→ **Dataset**
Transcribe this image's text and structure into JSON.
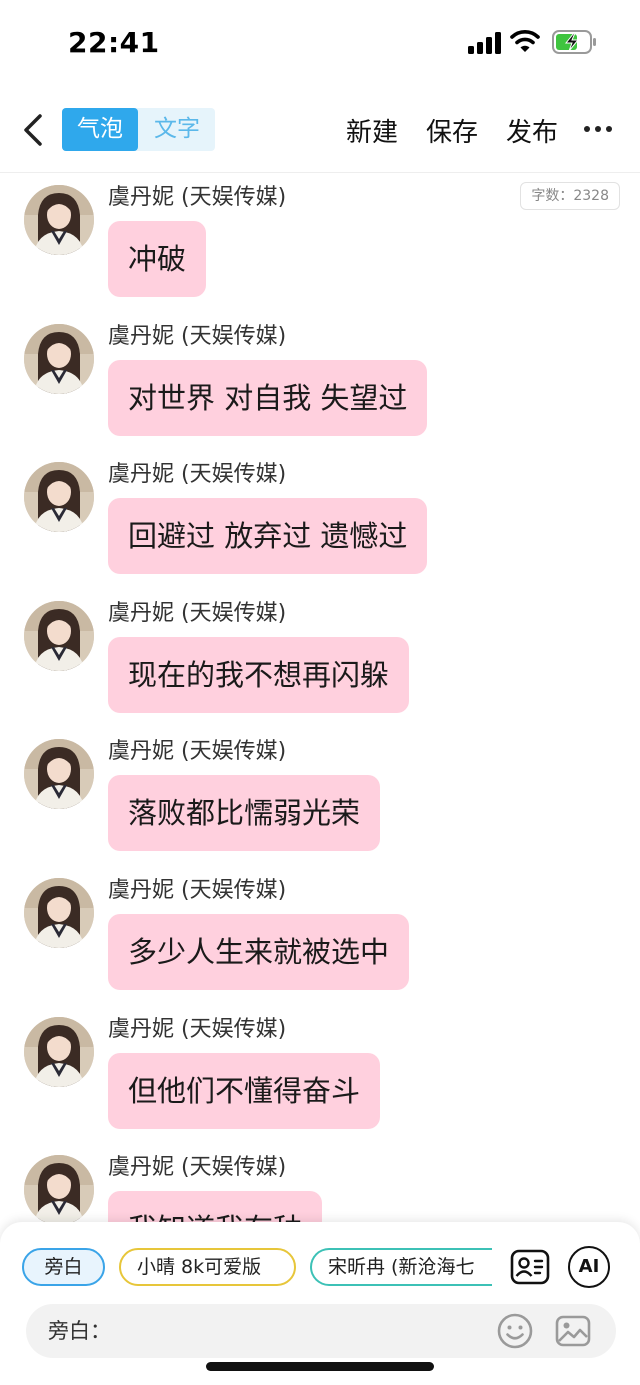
{
  "status_bar": {
    "time": "22:41"
  },
  "header": {
    "segments": [
      "气泡",
      "文字"
    ],
    "active_segment": "气泡",
    "actions": {
      "new": "新建",
      "save": "保存",
      "publish": "发布"
    }
  },
  "chat": {
    "word_count": "字数：2328",
    "messages": [
      {
        "sender": "虞丹妮 (天娱传媒)",
        "text": "冲破"
      },
      {
        "sender": "虞丹妮 (天娱传媒)",
        "text": "对世界 对自我 失望过"
      },
      {
        "sender": "虞丹妮 (天娱传媒)",
        "text": "回避过 放弃过 遗憾过"
      },
      {
        "sender": "虞丹妮 (天娱传媒)",
        "text": "现在的我不想再闪躲"
      },
      {
        "sender": "虞丹妮 (天娱传媒)",
        "text": "落败都比懦弱光荣"
      },
      {
        "sender": "虞丹妮 (天娱传媒)",
        "text": "多少人生来就被选中"
      },
      {
        "sender": "虞丹妮 (天娱传媒)",
        "text": "但他们不懂得奋斗"
      },
      {
        "sender": "虞丹妮 (天娱传媒)",
        "text": "我知道我有种"
      }
    ]
  },
  "bottom": {
    "roles": [
      "旁白",
      "小晴 8k可爱版",
      "宋昕冉 (新沧海七"
    ],
    "selected_role": "旁白",
    "ai_label": "AI",
    "input_label": "旁白：",
    "input_value": "",
    "input_placeholder": ""
  },
  "icons": {
    "back": "chevron-left-icon",
    "more": "more-horizontal-icon",
    "character_card": "character-card-icon",
    "emoji": "emoji-icon",
    "image": "image-icon"
  },
  "colors": {
    "accent": "#2fa8ec",
    "bubble": "#ffd0de",
    "segment_bg": "#e6f4fb",
    "chip_yellow": "#e7c63a",
    "chip_teal": "#3cc1b6"
  }
}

→ **What this task involves**
Count all lines of the data that include "text". The answer is the number alone.

→ **Answer to this problem**
9